--- BEGIN Data provided ---

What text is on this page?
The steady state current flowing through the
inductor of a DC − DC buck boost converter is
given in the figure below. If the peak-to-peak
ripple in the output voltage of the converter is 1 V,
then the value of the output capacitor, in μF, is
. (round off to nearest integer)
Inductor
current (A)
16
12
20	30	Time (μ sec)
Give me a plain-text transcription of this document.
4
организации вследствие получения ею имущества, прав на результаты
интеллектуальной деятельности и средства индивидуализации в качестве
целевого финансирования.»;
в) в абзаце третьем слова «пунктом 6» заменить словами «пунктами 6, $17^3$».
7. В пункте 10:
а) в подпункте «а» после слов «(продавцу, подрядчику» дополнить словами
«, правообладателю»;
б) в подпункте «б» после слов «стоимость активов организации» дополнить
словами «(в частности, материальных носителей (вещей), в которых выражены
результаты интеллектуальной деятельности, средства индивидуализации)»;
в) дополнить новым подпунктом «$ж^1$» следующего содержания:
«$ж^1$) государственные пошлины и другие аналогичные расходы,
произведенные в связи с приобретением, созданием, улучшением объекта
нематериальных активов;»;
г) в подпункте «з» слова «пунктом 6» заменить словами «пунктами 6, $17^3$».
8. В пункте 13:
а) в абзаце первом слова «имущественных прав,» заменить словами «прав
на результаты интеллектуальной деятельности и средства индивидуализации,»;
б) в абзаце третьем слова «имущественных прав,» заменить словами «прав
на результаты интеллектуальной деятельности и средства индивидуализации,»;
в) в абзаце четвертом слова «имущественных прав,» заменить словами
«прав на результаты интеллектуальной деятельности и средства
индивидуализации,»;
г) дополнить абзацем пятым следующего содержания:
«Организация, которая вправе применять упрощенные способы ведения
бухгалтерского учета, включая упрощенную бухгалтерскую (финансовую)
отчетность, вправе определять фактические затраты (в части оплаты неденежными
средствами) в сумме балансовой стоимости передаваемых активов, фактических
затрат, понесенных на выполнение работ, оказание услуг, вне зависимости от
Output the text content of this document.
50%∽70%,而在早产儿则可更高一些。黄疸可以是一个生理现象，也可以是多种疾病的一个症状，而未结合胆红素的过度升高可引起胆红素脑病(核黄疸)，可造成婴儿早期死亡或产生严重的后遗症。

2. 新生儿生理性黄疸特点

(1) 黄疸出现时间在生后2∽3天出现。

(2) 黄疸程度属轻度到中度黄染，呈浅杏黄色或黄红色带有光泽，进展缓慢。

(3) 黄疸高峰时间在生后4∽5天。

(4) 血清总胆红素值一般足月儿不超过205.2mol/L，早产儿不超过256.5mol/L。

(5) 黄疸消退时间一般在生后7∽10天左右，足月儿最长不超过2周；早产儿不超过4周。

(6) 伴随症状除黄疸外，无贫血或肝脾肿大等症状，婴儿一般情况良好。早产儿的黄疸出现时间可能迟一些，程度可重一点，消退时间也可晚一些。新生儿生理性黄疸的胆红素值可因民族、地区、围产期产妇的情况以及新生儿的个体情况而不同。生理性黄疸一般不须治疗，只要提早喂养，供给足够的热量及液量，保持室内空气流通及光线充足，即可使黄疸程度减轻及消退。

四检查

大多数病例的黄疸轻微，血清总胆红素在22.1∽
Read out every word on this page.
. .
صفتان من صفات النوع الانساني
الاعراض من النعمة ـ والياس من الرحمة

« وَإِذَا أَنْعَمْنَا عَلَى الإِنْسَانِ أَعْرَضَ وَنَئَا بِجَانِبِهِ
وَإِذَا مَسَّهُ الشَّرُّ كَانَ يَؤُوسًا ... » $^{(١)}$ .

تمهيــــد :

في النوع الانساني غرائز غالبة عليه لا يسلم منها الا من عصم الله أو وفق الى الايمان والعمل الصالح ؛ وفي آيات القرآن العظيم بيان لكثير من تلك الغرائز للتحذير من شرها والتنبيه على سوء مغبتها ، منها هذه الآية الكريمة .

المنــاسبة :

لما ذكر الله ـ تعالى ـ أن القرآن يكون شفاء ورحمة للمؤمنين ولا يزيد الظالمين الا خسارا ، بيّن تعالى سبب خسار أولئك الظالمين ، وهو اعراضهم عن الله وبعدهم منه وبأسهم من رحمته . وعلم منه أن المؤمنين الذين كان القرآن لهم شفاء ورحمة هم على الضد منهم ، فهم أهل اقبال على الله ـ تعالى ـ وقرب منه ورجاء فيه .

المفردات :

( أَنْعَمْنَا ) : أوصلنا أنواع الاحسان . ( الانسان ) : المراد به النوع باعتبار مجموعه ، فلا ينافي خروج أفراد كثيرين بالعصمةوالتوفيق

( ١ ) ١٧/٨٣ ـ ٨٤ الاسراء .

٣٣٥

--- END Data provided ---

◆ Task prompt ◆
Identify every line above with the string "после" in it. Copy those lines.

◆ Expected answer ◆
а) в подпункте «а» после слов «(продавцу, подрядчику» дополнить словами
б) в подпункте «б» после слов «стоимость активов организации» дополнить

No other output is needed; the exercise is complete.